Exercise directions:
Give the records back in full, exactly as they read.

Records from a collection of figures
>> Start

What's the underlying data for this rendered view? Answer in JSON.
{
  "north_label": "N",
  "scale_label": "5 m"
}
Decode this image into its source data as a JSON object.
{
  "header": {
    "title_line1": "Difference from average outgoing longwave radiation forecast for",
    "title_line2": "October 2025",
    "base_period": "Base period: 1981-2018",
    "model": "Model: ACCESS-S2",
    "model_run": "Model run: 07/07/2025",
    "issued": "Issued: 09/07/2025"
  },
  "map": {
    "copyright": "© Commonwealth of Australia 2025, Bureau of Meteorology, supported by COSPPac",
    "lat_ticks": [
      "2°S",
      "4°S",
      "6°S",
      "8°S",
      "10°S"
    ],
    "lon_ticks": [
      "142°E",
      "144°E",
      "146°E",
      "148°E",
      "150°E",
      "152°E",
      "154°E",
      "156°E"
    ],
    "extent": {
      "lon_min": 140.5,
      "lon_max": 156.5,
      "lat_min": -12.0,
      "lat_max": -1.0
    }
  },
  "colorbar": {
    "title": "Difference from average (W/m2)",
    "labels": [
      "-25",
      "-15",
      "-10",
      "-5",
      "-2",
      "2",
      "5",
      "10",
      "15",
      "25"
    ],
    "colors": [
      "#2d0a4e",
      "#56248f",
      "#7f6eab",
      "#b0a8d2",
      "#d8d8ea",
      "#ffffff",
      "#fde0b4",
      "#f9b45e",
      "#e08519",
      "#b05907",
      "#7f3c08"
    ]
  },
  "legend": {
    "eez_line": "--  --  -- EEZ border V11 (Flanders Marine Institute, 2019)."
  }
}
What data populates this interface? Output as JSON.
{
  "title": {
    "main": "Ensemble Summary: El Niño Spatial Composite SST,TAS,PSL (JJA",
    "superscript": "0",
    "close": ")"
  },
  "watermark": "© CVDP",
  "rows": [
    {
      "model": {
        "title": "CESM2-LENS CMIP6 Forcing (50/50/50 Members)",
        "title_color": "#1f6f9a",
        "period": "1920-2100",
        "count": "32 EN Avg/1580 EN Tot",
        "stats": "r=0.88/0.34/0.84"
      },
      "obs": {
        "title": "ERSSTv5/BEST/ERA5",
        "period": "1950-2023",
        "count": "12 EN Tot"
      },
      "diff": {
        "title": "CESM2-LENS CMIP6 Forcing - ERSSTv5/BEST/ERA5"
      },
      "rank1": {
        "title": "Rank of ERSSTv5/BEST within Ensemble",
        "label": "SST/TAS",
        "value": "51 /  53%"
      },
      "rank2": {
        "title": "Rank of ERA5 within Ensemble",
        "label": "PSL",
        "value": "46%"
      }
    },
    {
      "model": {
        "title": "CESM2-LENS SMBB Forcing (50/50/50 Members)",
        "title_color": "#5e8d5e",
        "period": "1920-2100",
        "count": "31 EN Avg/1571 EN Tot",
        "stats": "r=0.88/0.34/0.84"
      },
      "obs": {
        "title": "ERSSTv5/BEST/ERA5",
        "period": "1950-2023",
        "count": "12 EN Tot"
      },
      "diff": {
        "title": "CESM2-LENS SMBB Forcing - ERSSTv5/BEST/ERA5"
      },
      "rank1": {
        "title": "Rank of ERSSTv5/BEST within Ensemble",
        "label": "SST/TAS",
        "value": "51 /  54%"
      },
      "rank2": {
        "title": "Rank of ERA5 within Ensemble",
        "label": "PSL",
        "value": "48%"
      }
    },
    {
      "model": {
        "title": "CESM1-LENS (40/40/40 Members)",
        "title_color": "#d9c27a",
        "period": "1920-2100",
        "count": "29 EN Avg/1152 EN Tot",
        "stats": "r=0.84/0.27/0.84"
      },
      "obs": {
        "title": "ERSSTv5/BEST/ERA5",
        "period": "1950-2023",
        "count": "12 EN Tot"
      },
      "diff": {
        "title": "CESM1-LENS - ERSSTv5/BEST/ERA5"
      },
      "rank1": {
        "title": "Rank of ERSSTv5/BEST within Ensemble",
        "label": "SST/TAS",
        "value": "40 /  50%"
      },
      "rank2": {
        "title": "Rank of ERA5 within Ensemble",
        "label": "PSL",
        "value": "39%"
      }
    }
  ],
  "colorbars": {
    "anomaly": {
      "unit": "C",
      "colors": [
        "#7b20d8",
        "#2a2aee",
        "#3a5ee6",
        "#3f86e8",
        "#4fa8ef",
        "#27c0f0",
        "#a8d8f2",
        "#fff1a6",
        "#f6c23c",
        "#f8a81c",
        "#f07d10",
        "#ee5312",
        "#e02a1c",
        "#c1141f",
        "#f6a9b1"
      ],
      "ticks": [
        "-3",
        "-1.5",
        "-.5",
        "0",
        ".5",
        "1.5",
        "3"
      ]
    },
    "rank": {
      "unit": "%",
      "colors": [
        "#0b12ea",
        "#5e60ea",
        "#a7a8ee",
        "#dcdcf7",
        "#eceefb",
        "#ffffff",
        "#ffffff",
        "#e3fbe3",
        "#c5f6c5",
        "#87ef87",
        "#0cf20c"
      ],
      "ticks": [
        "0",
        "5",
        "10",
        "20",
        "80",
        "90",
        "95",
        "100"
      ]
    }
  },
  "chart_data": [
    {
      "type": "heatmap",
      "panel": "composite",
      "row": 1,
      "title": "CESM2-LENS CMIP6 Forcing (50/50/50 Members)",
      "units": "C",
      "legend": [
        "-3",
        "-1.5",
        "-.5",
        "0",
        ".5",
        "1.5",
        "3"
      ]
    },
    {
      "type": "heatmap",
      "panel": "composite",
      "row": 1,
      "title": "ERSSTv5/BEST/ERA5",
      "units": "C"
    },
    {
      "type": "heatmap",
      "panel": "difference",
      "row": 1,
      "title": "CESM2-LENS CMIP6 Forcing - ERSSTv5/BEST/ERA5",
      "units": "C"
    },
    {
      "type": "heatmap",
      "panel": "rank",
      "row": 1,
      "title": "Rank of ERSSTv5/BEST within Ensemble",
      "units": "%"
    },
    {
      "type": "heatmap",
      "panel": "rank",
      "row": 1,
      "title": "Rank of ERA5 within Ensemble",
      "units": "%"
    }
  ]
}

>> End

Result for this exercise:
What's the underlying data for this rendered view? Answer in JSON.
{
  "north_label": "N",
  "scale_label": "5 m"
}
Decode this image into its source data as a JSON object.
{
  "header": {
    "title_line1": "Difference from average outgoing longwave radiation forecast for",
    "title_line2": "October 2025",
    "base_period": "Base period: 1981-2018",
    "model": "Model: ACCESS-S2",
    "model_run": "Model run: 07/07/2025",
    "issued": "Issued: 09/07/2025"
  },
  "map": {
    "copyright": "© Commonwealth of Australia 2025, Bureau of Meteorology, supported by COSPPac",
    "lat_ticks": [
      "2°S",
      "4°S",
      "6°S",
      "8°S",
      "10°S"
    ],
    "lon_ticks": [
      "142°E",
      "144°E",
      "146°E",
      "148°E",
      "150°E",
      "152°E",
      "154°E",
      "156°E"
    ],
    "extent": {
      "lon_min": 140.5,
      "lon_max": 156.5,
      "lat_min": -12.0,
      "lat_max": -1.0
    }
  },
  "colorbar": {
    "title": "Difference from average (W/m2)",
    "labels": [
      "-25",
      "-15",
      "-10",
      "-5",
      "-2",
      "2",
      "5",
      "10",
      "15",
      "25"
    ],
    "colors": [
      "#2d0a4e",
      "#56248f",
      "#7f6eab",
      "#b0a8d2",
      "#d8d8ea",
      "#ffffff",
      "#fde0b4",
      "#f9b45e",
      "#e08519",
      "#b05907",
      "#7f3c08"
    ]
  },
  "legend": {
    "eez_line": "--  --  -- EEZ border V11 (Flanders Marine Institute, 2019)."
  }
}
What data populates this interface? Output as JSON.
{
  "title": {
    "main": "Ensemble Summary: El Niño Spatial Composite SST,TAS,PSL (JJA",
    "superscript": "0",
    "close": ")"
  },
  "watermark": "© CVDP",
  "rows": [
    {
      "model": {
        "title": "CESM2-LENS CMIP6 Forcing (50/50/50 Members)",
        "title_color": "#1f6f9a",
        "period": "1920-2100",
        "count": "32 EN Avg/1580 EN Tot",
        "stats": "r=0.88/0.34/0.84"
      },
      "obs": {
        "title": "ERSSTv5/BEST/ERA5",
        "period": "1950-2023",
        "count": "12 EN Tot"
      },
      "diff": {
        "title": "CESM2-LENS CMIP6 Forcing - ERSSTv5/BEST/ERA5"
      },
      "rank1": {
        "title": "Rank of ERSSTv5/BEST within Ensemble",
        "label": "SST/TAS",
        "value": "51 /  53%"
      },
      "rank2": {
        "title": "Rank of ERA5 within Ensemble",
        "label": "PSL",
        "value": "46%"
      }
    },
    {
      "model": {
        "title": "CESM2-LENS SMBB Forcing (50/50/50 Members)",
        "title_color": "#5e8d5e",
        "period": "1920-2100",
        "count": "31 EN Avg/1571 EN Tot",
        "stats": "r=0.88/0.34/0.84"
      },
      "obs": {
        "title": "ERSSTv5/BEST/ERA5",
        "period": "1950-2023",
        "count": "12 EN Tot"
      },
      "diff": {
        "title": "CESM2-LENS SMBB Forcing - ERSSTv5/BEST/ERA5"
      },
      "rank1": {
        "title": "Rank of ERSSTv5/BEST within Ensemble",
        "label": "SST/TAS",
        "value": "51 /  54%"
      },
      "rank2": {
        "title": "Rank of ERA5 within Ensemble",
        "label": "PSL",
        "value": "48%"
      }
    },
    {
      "model": {
        "title": "CESM1-LENS (40/40/40 Members)",
        "title_color": "#d9c27a",
        "period": "1920-2100",
        "count": "29 EN Avg/1152 EN Tot",
        "stats": "r=0.84/0.27/0.84"
      },
      "obs": {
        "title": "ERSSTv5/BEST/ERA5",
        "period": "1950-2023",
        "count": "12 EN Tot"
      },
      "diff": {
        "title": "CESM1-LENS - ERSSTv5/BEST/ERA5"
      },
      "rank1": {
        "title": "Rank of ERSSTv5/BEST within Ensemble",
        "label": "SST/TAS",
        "value": "40 /  50%"
      },
      "rank2": {
        "title": "Rank of ERA5 within Ensemble",
        "label": "PSL",
        "value": "39%"
      }
    }
  ],
  "colorbars": {
    "anomaly": {
      "unit": "C",
      "colors": [
        "#7b20d8",
        "#2a2aee",
        "#3a5ee6",
        "#3f86e8",
        "#4fa8ef",
        "#27c0f0",
        "#a8d8f2",
        "#fff1a6",
        "#f6c23c",
        "#f8a81c",
        "#f07d10",
        "#ee5312",
        "#e02a1c",
        "#c1141f",
        "#f6a9b1"
      ],
      "ticks": [
        "-3",
        "-1.5",
        "-.5",
        "0",
        ".5",
        "1.5",
        "3"
      ]
    },
    "rank": {
      "unit": "%",
      "colors": [
        "#0b12ea",
        "#5e60ea",
        "#a7a8ee",
        "#dcdcf7",
        "#eceefb",
        "#ffffff",
        "#ffffff",
        "#e3fbe3",
        "#c5f6c5",
        "#87ef87",
        "#0cf20c"
      ],
      "ticks": [
        "0",
        "5",
        "10",
        "20",
        "80",
        "90",
        "95",
        "100"
      ]
    }
  },
  "chart_data": [
    {
      "type": "heatmap",
      "panel": "composite",
      "row": 1,
      "title": "CESM2-LENS CMIP6 Forcing (50/50/50 Members)",
      "units": "C",
      "legend": [
        "-3",
        "-1.5",
        "-.5",
        "0",
        ".5",
        "1.5",
        "3"
      ]
    },
    {
      "type": "heatmap",
      "panel": "composite",
      "row": 1,
      "title": "ERSSTv5/BEST/ERA5",
      "units": "C"
    },
    {
      "type": "heatmap",
      "panel": "difference",
      "row": 1,
      "title": "CESM2-LENS CMIP6 Forcing - ERSSTv5/BEST/ERA5",
      "units": "C"
    },
    {
      "type": "heatmap",
      "panel": "rank",
      "row": 1,
      "title": "Rank of ERSSTv5/BEST within Ensemble",
      "units": "%"
    },
    {
      "type": "heatmap",
      "panel": "rank",
      "row": 1,
      "title": "Rank of ERA5 within Ensemble",
      "units": "%"
    }
  ]
}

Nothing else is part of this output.